** begin **

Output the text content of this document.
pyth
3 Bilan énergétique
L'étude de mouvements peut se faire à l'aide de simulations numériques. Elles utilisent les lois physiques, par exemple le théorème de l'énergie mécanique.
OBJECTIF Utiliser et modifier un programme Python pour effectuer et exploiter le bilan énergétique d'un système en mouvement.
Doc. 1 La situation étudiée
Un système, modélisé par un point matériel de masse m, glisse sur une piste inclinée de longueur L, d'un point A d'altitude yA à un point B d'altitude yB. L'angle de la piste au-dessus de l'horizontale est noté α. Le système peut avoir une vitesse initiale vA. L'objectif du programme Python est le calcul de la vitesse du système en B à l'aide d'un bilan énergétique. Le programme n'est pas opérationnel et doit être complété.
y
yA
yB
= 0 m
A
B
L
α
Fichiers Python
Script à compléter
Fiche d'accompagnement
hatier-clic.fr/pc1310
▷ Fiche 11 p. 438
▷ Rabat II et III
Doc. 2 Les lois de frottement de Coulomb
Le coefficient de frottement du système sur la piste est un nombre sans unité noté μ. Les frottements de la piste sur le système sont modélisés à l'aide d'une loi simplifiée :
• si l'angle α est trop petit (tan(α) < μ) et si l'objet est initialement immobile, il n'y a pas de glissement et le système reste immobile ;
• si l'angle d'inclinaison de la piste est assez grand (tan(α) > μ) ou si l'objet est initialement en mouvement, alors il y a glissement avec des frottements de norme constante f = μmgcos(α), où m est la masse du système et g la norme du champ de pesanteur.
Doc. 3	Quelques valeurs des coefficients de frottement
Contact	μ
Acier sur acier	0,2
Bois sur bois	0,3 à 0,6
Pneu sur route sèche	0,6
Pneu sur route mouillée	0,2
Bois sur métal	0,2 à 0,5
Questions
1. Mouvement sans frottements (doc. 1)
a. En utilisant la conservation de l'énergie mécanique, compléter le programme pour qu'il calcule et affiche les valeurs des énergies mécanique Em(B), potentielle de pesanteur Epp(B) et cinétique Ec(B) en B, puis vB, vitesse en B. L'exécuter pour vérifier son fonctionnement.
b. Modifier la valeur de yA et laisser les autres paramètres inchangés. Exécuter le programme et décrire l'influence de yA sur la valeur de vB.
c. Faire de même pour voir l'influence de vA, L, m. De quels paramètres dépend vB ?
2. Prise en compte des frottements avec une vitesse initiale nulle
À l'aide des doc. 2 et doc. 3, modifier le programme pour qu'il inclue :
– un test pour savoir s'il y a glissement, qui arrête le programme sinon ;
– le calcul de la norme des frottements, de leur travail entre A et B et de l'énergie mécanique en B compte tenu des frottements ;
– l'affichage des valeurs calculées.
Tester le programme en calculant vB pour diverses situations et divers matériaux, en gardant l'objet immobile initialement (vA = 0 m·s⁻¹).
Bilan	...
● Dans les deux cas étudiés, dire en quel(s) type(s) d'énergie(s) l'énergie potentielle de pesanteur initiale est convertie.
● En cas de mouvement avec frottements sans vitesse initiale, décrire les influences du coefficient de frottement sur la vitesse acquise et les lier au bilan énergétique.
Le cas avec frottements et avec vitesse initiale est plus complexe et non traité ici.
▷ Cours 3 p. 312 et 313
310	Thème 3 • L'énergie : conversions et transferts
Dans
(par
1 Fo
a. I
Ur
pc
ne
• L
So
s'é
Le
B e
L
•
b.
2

** end **

The problem:
Copy each line of the listing that includes "frottements".

Exercise answer:
Le coefficient de frottement du système sur la piste est un nombre sans unité noté μ. Les frottements de la piste sur le système sont modélisés à l'aide d'une loi simplifiée :
• si l'angle d'inclinaison de la piste est assez grand (tan(α) > μ) ou si l'objet est initialement en mouvement, alors il y a glissement avec des frottements de norme constante f = μmgcos(α), où m est la masse du système et g la norme du champ de pesanteur.
1. Mouvement sans frottements (doc. 1)
2. Prise en compte des frottements avec une vitesse initiale nulle
– le calcul de la norme des frottements, de leur travail entre A et B et de l'énergie mécanique en B compte tenu des frottements ;
● En cas de mouvement avec frottements sans vitesse initiale, décrire les influences du coefficient de frottement sur la vitesse acquise et les lier au bilan énergétique.
Le cas avec frottements et avec vitesse initiale est plus complexe et non traité ici.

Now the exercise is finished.